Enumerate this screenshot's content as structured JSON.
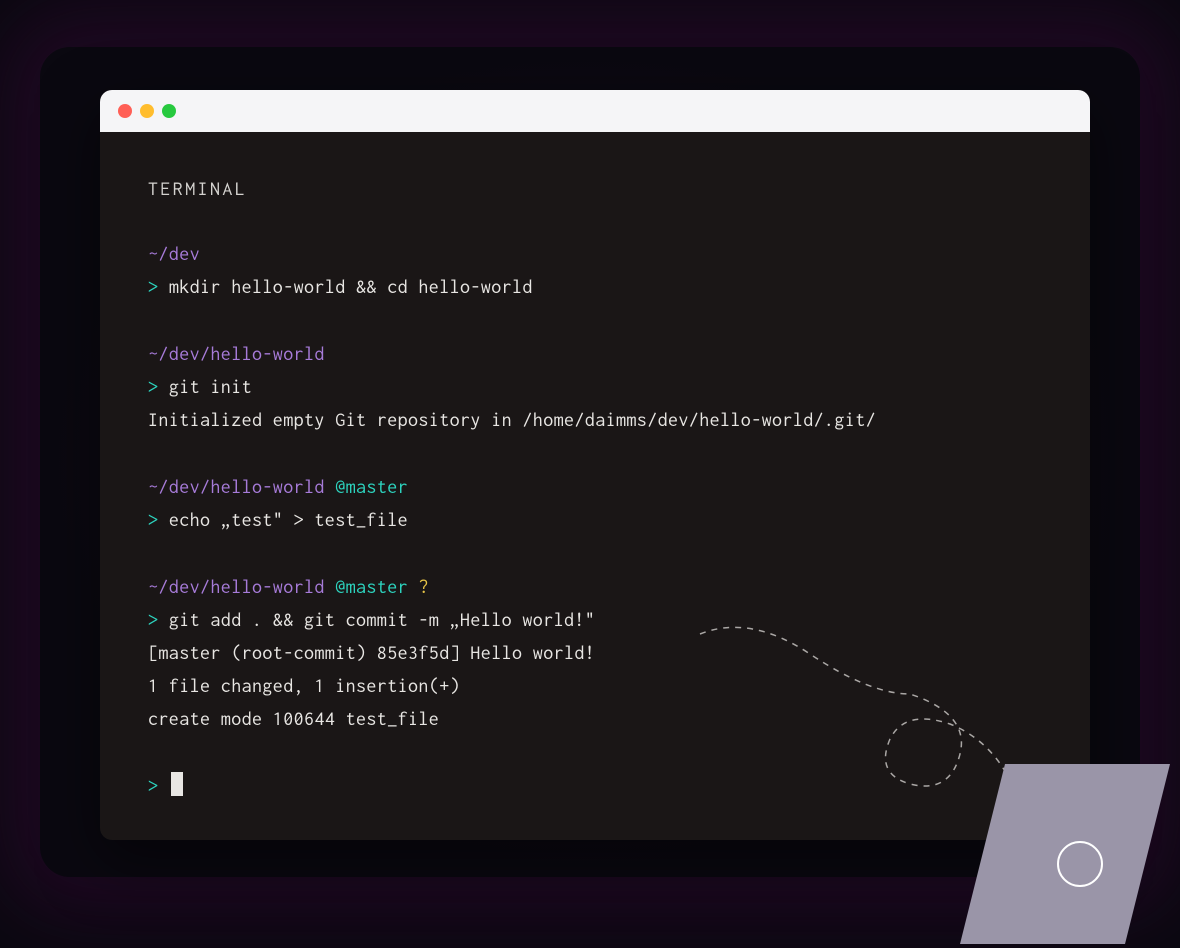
{
  "title": "TERMINAL",
  "traffic_lights": {
    "red": "close-icon",
    "yellow": "minimize-icon",
    "green": "maximize-icon"
  },
  "blocks": [
    {
      "path": "~/dev",
      "branch": "",
      "status": "",
      "prompt": ">",
      "command": "mkdir hello-world && cd hello-world",
      "output": []
    },
    {
      "path": "~/dev/hello-world",
      "branch": "",
      "status": "",
      "prompt": ">",
      "command": "git init",
      "output": [
        "Initialized empty Git repository in /home/daimms/dev/hello-world/.git/"
      ]
    },
    {
      "path": "~/dev/hello-world",
      "branch": "@master",
      "status": "",
      "prompt": ">",
      "command": "echo „test\" > test_file",
      "output": []
    },
    {
      "path": "~/dev/hello-world",
      "branch": "@master",
      "status": "?",
      "prompt": ">",
      "command": "git add . && git commit -m „Hello world!\"",
      "output": [
        "[master (root-commit) 85e3f5d] Hello world!",
        "1 file changed, 1 insertion(+)",
        "create mode 100644 test_file"
      ]
    }
  ],
  "final_prompt": ">"
}
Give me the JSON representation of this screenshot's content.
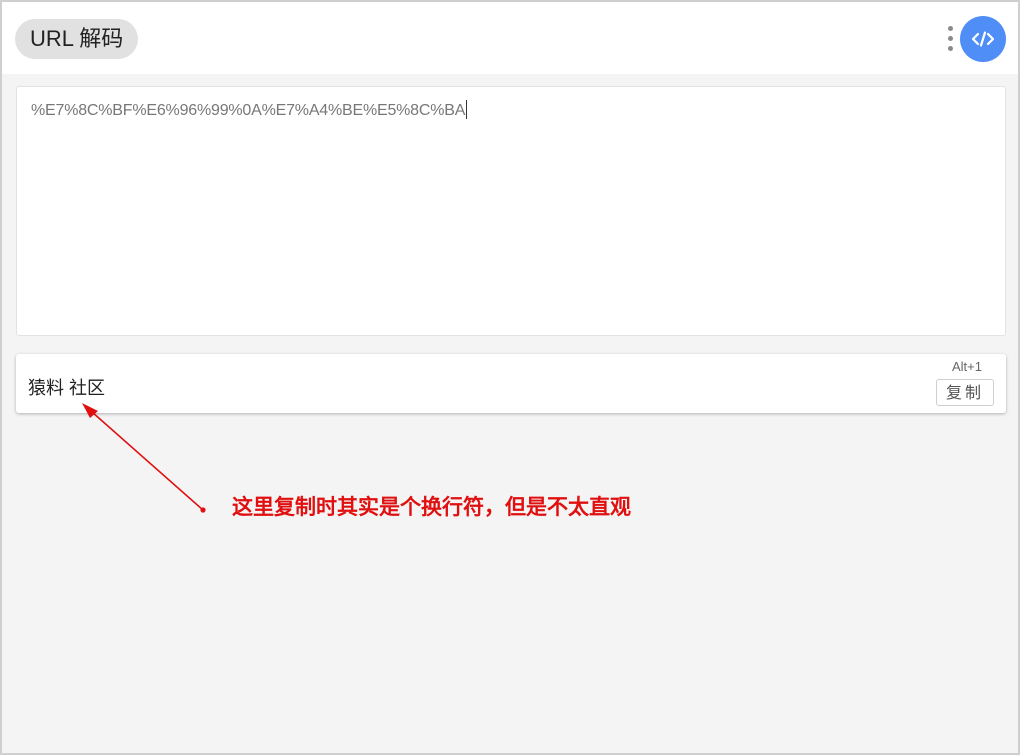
{
  "header": {
    "title": "URL 解码",
    "menu_icon": "vertical-dots-icon",
    "tool_icon": "code-icon",
    "accent_color": "#4f8ef7"
  },
  "input": {
    "value": "%E7%8C%BF%E6%96%99%0A%E7%A4%BE%E5%8C%BA"
  },
  "output": {
    "text": "猿料 社区",
    "shortcut": "Alt+1",
    "copy_label": "复制"
  },
  "annotation": {
    "text": "这里复制时其实是个换行符，但是不太直观",
    "color": "#e01010"
  }
}
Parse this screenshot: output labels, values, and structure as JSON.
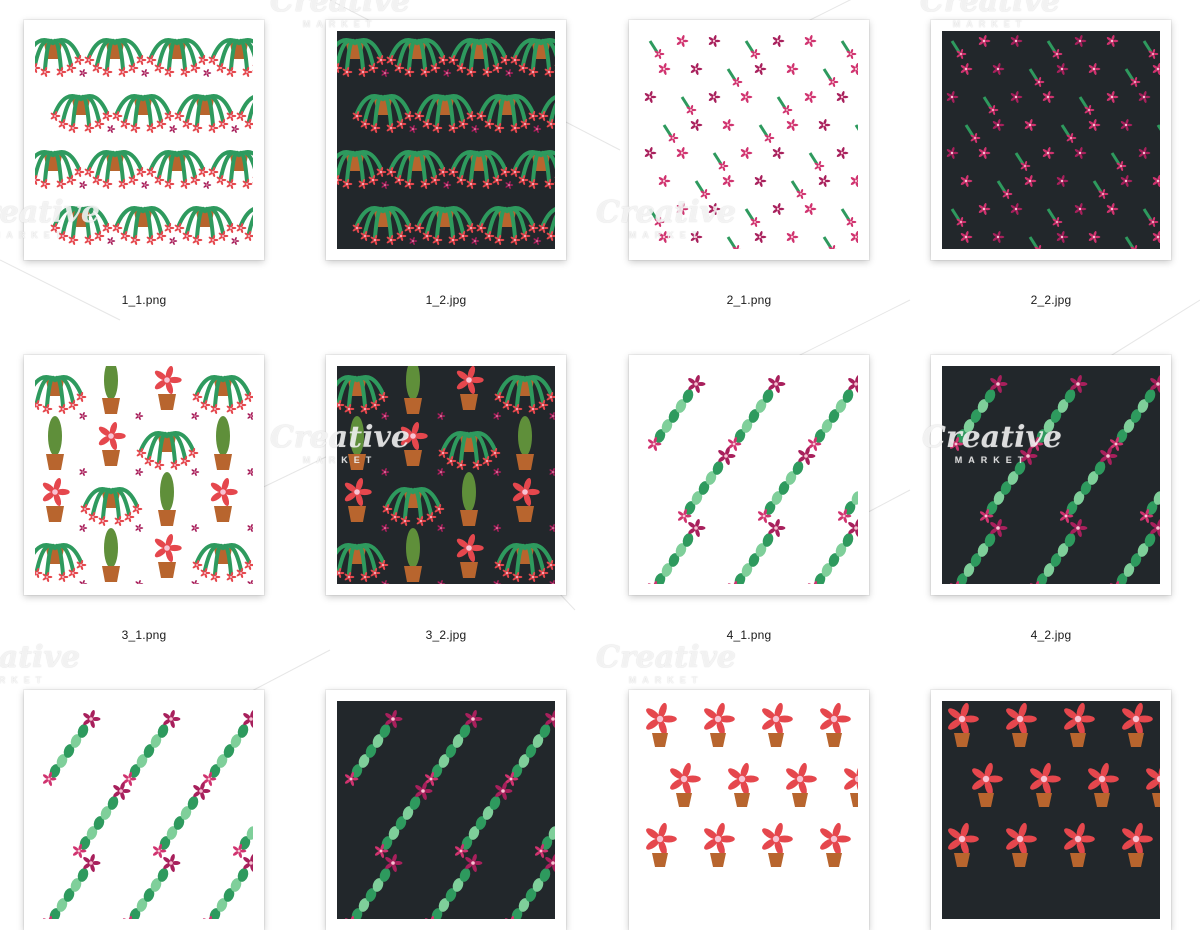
{
  "files": [
    {
      "name": "1_1.png",
      "bg": "#ffffff",
      "motif": "hanging-plant-icon"
    },
    {
      "name": "1_2.jpg",
      "bg": "#22272b",
      "motif": "hanging-plant-icon"
    },
    {
      "name": "2_1.png",
      "bg": "#ffffff",
      "motif": "pink-flower-icon"
    },
    {
      "name": "2_2.jpg",
      "bg": "#22272b",
      "motif": "pink-flower-icon"
    },
    {
      "name": "3_1.png",
      "bg": "#ffffff",
      "motif": "potted-plants-icon"
    },
    {
      "name": "3_2.jpg",
      "bg": "#22272b",
      "motif": "potted-plants-icon"
    },
    {
      "name": "4_1.png",
      "bg": "#ffffff",
      "motif": "cactus-branch-icon"
    },
    {
      "name": "4_2.jpg",
      "bg": "#22272b",
      "motif": "cactus-branch-icon"
    },
    {
      "name": "",
      "bg": "#ffffff",
      "motif": "cactus-branch-icon"
    },
    {
      "name": "",
      "bg": "#22272b",
      "motif": "cactus-branch-icon"
    },
    {
      "name": "",
      "bg": "#ffffff",
      "motif": "poinsettia-icon"
    },
    {
      "name": "",
      "bg": "#22272b",
      "motif": "poinsettia-icon"
    }
  ],
  "colors": {
    "leaf": "#2e9a5e",
    "leaf_light": "#7fcf9a",
    "flower_pink": "#d0336f",
    "flower_magenta": "#a8205c",
    "flower_red": "#e5474d",
    "pot": "#b8652e"
  },
  "watermark": {
    "text": "Creative",
    "sub": "MARKET"
  }
}
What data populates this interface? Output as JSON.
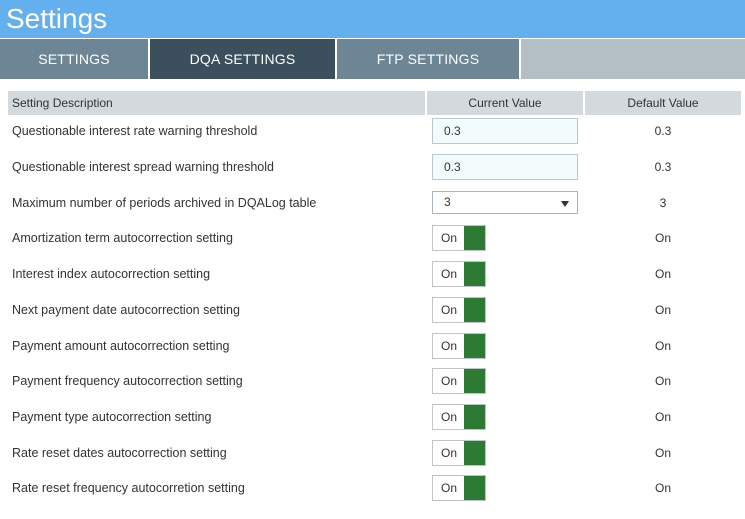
{
  "page": {
    "title": "Settings"
  },
  "tabs": [
    {
      "label": "SETTINGS",
      "active": false
    },
    {
      "label": "DQA SETTINGS",
      "active": true
    },
    {
      "label": "FTP SETTINGS",
      "active": false
    }
  ],
  "table": {
    "headers": {
      "description": "Setting Description",
      "current": "Current Value",
      "default": "Default Value"
    },
    "rows": [
      {
        "description": "Questionable interest rate warning threshold",
        "type": "input",
        "current": "0.3",
        "default": "0.3"
      },
      {
        "description": "Questionable interest spread warning threshold",
        "type": "input",
        "current": "0.3",
        "default": "0.3"
      },
      {
        "description": "Maximum number of periods archived in DQALog table",
        "type": "select",
        "current": "3",
        "default": "3"
      },
      {
        "description": "Amortization term autocorrection setting",
        "type": "toggle",
        "current": "On",
        "default": "On"
      },
      {
        "description": "Interest index autocorrection setting",
        "type": "toggle",
        "current": "On",
        "default": "On"
      },
      {
        "description": "Next payment date autocorrection setting",
        "type": "toggle",
        "current": "On",
        "default": "On"
      },
      {
        "description": "Payment amount autocorrection setting",
        "type": "toggle",
        "current": "On",
        "default": "On"
      },
      {
        "description": "Payment frequency autocorrection setting",
        "type": "toggle",
        "current": "On",
        "default": "On"
      },
      {
        "description": "Payment type autocorrection setting",
        "type": "toggle",
        "current": "On",
        "default": "On"
      },
      {
        "description": "Rate reset dates autocorrection setting",
        "type": "toggle",
        "current": "On",
        "default": "On"
      },
      {
        "description": "Rate reset frequency autocorretion setting",
        "type": "toggle",
        "current": "On",
        "default": "On"
      }
    ]
  },
  "colors": {
    "titlebar": "#64b0ee",
    "tab": "#6d8594",
    "tab_active": "#3c4f5c",
    "toggle_on": "#2d7a34"
  }
}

+ + + + + + +

**Required work:** Please write out all of the material above without changing a word, and omit any pictures.

**Solution:**
Enumerate this screenshot's content as structured JSON.
{
  "title": "TERMINAL",
  "traffic_lights": {
    "red": "close-icon",
    "yellow": "minimize-icon",
    "green": "maximize-icon"
  },
  "blocks": [
    {
      "path": "~/dev",
      "branch": "",
      "status": "",
      "prompt": ">",
      "command": "mkdir hello-world && cd hello-world",
      "output": []
    },
    {
      "path": "~/dev/hello-world",
      "branch": "",
      "status": "",
      "prompt": ">",
      "command": "git init",
      "output": [
        "Initialized empty Git repository in /home/daimms/dev/hello-world/.git/"
      ]
    },
    {
      "path": "~/dev/hello-world",
      "branch": "@master",
      "status": "",
      "prompt": ">",
      "command": "echo „test\" > test_file",
      "output": []
    },
    {
      "path": "~/dev/hello-world",
      "branch": "@master",
      "status": "?",
      "prompt": ">",
      "command": "git add . && git commit -m „Hello world!\"",
      "output": [
        "[master (root-commit) 85e3f5d] Hello world!",
        "1 file changed, 1 insertion(+)",
        "create mode 100644 test_file"
      ]
    }
  ],
  "final_prompt": ">"
}
Give me the JSON representation of this screenshot's content.
{
  "header": {
    "title": "URL 解码",
    "menu_icon": "vertical-dots-icon",
    "tool_icon": "code-icon",
    "accent_color": "#4f8ef7"
  },
  "input": {
    "value": "%E7%8C%BF%E6%96%99%0A%E7%A4%BE%E5%8C%BA"
  },
  "output": {
    "text": "猿料 社区",
    "shortcut": "Alt+1",
    "copy_label": "复制"
  },
  "annotation": {
    "text": "这里复制时其实是个换行符，但是不太直观",
    "color": "#e01010"
  }
}
Parse this screenshot: output labels, values, and structure as JSON.
{
  "files": [
    {
      "name": "1_1.png",
      "bg": "#ffffff",
      "motif": "hanging-plant-icon"
    },
    {
      "name": "1_2.jpg",
      "bg": "#22272b",
      "motif": "hanging-plant-icon"
    },
    {
      "name": "2_1.png",
      "bg": "#ffffff",
      "motif": "pink-flower-icon"
    },
    {
      "name": "2_2.jpg",
      "bg": "#22272b",
      "motif": "pink-flower-icon"
    },
    {
      "name": "3_1.png",
      "bg": "#ffffff",
      "motif": "potted-plants-icon"
    },
    {
      "name": "3_2.jpg",
      "bg": "#22272b",
      "motif": "potted-plants-icon"
    },
    {
      "name": "4_1.png",
      "bg": "#ffffff",
      "motif": "cactus-branch-icon"
    },
    {
      "name": "4_2.jpg",
      "bg": "#22272b",
      "motif": "cactus-branch-icon"
    },
    {
      "name": "",
      "bg": "#ffffff",
      "motif": "cactus-branch-icon"
    },
    {
      "name": "",
      "bg": "#22272b",
      "motif": "cactus-branch-icon"
    },
    {
      "name": "",
      "bg": "#ffffff",
      "motif": "poinsettia-icon"
    },
    {
      "name": "",
      "bg": "#22272b",
      "motif": "poinsettia-icon"
    }
  ],
  "colors": {
    "leaf": "#2e9a5e",
    "leaf_light": "#7fcf9a",
    "flower_pink": "#d0336f",
    "flower_magenta": "#a8205c",
    "flower_red": "#e5474d",
    "pot": "#b8652e"
  },
  "watermark": {
    "text": "Creative",
    "sub": "MARKET"
  }
}
What data populates this interface? Output as JSON.
{
  "page": {
    "title": "Settings"
  },
  "tabs": [
    {
      "label": "SETTINGS",
      "active": false
    },
    {
      "label": "DQA SETTINGS",
      "active": true
    },
    {
      "label": "FTP SETTINGS",
      "active": false
    }
  ],
  "table": {
    "headers": {
      "description": "Setting Description",
      "current": "Current Value",
      "default": "Default Value"
    },
    "rows": [
      {
        "description": "Questionable interest rate warning threshold",
        "type": "input",
        "current": "0.3",
        "default": "0.3"
      },
      {
        "description": "Questionable interest spread warning threshold",
        "type": "input",
        "current": "0.3",
        "default": "0.3"
      },
      {
        "description": "Maximum number of periods archived in DQALog table",
        "type": "select",
        "current": "3",
        "default": "3"
      },
      {
        "description": "Amortization term autocorrection setting",
        "type": "toggle",
        "current": "On",
        "default": "On"
      },
      {
        "description": "Interest index autocorrection setting",
        "type": "toggle",
        "current": "On",
        "default": "On"
      },
      {
        "description": "Next payment date autocorrection setting",
        "type": "toggle",
        "current": "On",
        "default": "On"
      },
      {
        "description": "Payment amount autocorrection setting",
        "type": "toggle",
        "current": "On",
        "default": "On"
      },
      {
        "description": "Payment frequency autocorrection setting",
        "type": "toggle",
        "current": "On",
        "default": "On"
      },
      {
        "description": "Payment type autocorrection setting",
        "type": "toggle",
        "current": "On",
        "default": "On"
      },
      {
        "description": "Rate reset dates autocorrection setting",
        "type": "toggle",
        "current": "On",
        "default": "On"
      },
      {
        "description": "Rate reset frequency autocorretion setting",
        "type": "toggle",
        "current": "On",
        "default": "On"
      }
    ]
  },
  "colors": {
    "titlebar": "#64b0ee",
    "tab": "#6d8594",
    "tab_active": "#3c4f5c",
    "toggle_on": "#2d7a34"
  }
}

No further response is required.